Exact reproduction is required for all entries.

== Exercise inputs ==
** BEGIN **

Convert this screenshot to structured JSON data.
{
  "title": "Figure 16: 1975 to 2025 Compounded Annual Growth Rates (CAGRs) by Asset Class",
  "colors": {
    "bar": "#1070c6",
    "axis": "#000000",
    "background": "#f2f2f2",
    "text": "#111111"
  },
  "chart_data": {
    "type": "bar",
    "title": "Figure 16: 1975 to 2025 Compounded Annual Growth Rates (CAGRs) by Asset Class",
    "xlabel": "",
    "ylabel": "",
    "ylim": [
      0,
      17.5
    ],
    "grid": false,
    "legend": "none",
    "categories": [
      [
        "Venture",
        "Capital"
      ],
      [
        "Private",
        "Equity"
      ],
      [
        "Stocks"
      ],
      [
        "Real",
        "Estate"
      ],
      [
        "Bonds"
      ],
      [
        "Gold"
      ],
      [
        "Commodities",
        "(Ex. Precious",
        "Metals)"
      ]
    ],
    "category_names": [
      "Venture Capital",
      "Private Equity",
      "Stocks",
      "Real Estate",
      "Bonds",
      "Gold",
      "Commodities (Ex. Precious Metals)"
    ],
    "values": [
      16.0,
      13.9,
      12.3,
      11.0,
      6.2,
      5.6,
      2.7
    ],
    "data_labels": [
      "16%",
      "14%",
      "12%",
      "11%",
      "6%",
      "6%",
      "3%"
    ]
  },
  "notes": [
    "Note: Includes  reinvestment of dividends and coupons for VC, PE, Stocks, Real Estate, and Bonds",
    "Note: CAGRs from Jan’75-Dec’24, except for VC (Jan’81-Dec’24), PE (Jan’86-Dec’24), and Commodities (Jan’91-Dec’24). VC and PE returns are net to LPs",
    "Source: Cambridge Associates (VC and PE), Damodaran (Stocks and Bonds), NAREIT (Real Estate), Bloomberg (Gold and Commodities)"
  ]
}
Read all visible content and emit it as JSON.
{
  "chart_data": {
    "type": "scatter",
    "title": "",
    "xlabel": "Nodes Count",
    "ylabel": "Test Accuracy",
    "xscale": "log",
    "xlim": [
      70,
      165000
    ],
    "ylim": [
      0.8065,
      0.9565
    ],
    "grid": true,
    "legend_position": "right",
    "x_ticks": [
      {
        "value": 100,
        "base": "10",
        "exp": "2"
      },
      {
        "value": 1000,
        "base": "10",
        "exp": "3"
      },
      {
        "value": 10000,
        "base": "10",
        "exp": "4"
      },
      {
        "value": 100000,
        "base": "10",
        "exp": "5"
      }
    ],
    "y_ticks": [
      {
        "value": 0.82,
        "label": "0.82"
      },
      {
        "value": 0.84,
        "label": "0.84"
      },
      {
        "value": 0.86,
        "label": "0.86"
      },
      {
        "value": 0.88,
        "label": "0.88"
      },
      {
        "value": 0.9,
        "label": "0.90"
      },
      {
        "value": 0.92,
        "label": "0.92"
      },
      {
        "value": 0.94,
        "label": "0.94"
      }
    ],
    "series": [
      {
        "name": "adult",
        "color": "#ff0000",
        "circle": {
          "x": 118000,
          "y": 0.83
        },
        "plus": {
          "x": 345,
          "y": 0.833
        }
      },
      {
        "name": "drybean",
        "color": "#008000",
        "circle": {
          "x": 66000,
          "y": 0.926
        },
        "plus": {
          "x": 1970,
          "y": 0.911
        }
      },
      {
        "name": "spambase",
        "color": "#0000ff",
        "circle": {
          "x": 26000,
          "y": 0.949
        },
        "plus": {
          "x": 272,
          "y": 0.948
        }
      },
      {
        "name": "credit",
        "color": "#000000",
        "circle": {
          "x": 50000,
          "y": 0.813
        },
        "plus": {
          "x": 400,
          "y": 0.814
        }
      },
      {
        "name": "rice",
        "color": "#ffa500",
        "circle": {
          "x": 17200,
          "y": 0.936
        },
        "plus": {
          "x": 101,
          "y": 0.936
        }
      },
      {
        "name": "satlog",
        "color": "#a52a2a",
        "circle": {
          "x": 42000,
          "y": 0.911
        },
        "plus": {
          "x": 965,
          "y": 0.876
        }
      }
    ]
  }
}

** END **

== Final result ==
Convert this screenshot to structured JSON data.
{
  "title": "Figure 16: 1975 to 2025 Compounded Annual Growth Rates (CAGRs) by Asset Class",
  "colors": {
    "bar": "#1070c6",
    "axis": "#000000",
    "background": "#f2f2f2",
    "text": "#111111"
  },
  "chart_data": {
    "type": "bar",
    "title": "Figure 16: 1975 to 2025 Compounded Annual Growth Rates (CAGRs) by Asset Class",
    "xlabel": "",
    "ylabel": "",
    "ylim": [
      0,
      17.5
    ],
    "grid": false,
    "legend": "none",
    "categories": [
      [
        "Venture",
        "Capital"
      ],
      [
        "Private",
        "Equity"
      ],
      [
        "Stocks"
      ],
      [
        "Real",
        "Estate"
      ],
      [
        "Bonds"
      ],
      [
        "Gold"
      ],
      [
        "Commodities",
        "(Ex. Precious",
        "Metals)"
      ]
    ],
    "category_names": [
      "Venture Capital",
      "Private Equity",
      "Stocks",
      "Real Estate",
      "Bonds",
      "Gold",
      "Commodities (Ex. Precious Metals)"
    ],
    "values": [
      16.0,
      13.9,
      12.3,
      11.0,
      6.2,
      5.6,
      2.7
    ],
    "data_labels": [
      "16%",
      "14%",
      "12%",
      "11%",
      "6%",
      "6%",
      "3%"
    ]
  },
  "notes": [
    "Note: Includes  reinvestment of dividends and coupons for VC, PE, Stocks, Real Estate, and Bonds",
    "Note: CAGRs from Jan’75-Dec’24, except for VC (Jan’81-Dec’24), PE (Jan’86-Dec’24), and Commodities (Jan’91-Dec’24). VC and PE returns are net to LPs",
    "Source: Cambridge Associates (VC and PE), Damodaran (Stocks and Bonds), NAREIT (Real Estate), Bloomberg (Gold and Commodities)"
  ]
}
Read all visible content and emit it as JSON.
{
  "chart_data": {
    "type": "scatter",
    "title": "",
    "xlabel": "Nodes Count",
    "ylabel": "Test Accuracy",
    "xscale": "log",
    "xlim": [
      70,
      165000
    ],
    "ylim": [
      0.8065,
      0.9565
    ],
    "grid": true,
    "legend_position": "right",
    "x_ticks": [
      {
        "value": 100,
        "base": "10",
        "exp": "2"
      },
      {
        "value": 1000,
        "base": "10",
        "exp": "3"
      },
      {
        "value": 10000,
        "base": "10",
        "exp": "4"
      },
      {
        "value": 100000,
        "base": "10",
        "exp": "5"
      }
    ],
    "y_ticks": [
      {
        "value": 0.82,
        "label": "0.82"
      },
      {
        "value": 0.84,
        "label": "0.84"
      },
      {
        "value": 0.86,
        "label": "0.86"
      },
      {
        "value": 0.88,
        "label": "0.88"
      },
      {
        "value": 0.9,
        "label": "0.90"
      },
      {
        "value": 0.92,
        "label": "0.92"
      },
      {
        "value": 0.94,
        "label": "0.94"
      }
    ],
    "series": [
      {
        "name": "adult",
        "color": "#ff0000",
        "circle": {
          "x": 118000,
          "y": 0.83
        },
        "plus": {
          "x": 345,
          "y": 0.833
        }
      },
      {
        "name": "drybean",
        "color": "#008000",
        "circle": {
          "x": 66000,
          "y": 0.926
        },
        "plus": {
          "x": 1970,
          "y": 0.911
        }
      },
      {
        "name": "spambase",
        "color": "#0000ff",
        "circle": {
          "x": 26000,
          "y": 0.949
        },
        "plus": {
          "x": 272,
          "y": 0.948
        }
      },
      {
        "name": "credit",
        "color": "#000000",
        "circle": {
          "x": 50000,
          "y": 0.813
        },
        "plus": {
          "x": 400,
          "y": 0.814
        }
      },
      {
        "name": "rice",
        "color": "#ffa500",
        "circle": {
          "x": 17200,
          "y": 0.936
        },
        "plus": {
          "x": 101,
          "y": 0.936
        }
      },
      {
        "name": "satlog",
        "color": "#a52a2a",
        "circle": {
          "x": 42000,
          "y": 0.911
        },
        "plus": {
          "x": 965,
          "y": 0.876
        }
      }
    ]
  }
}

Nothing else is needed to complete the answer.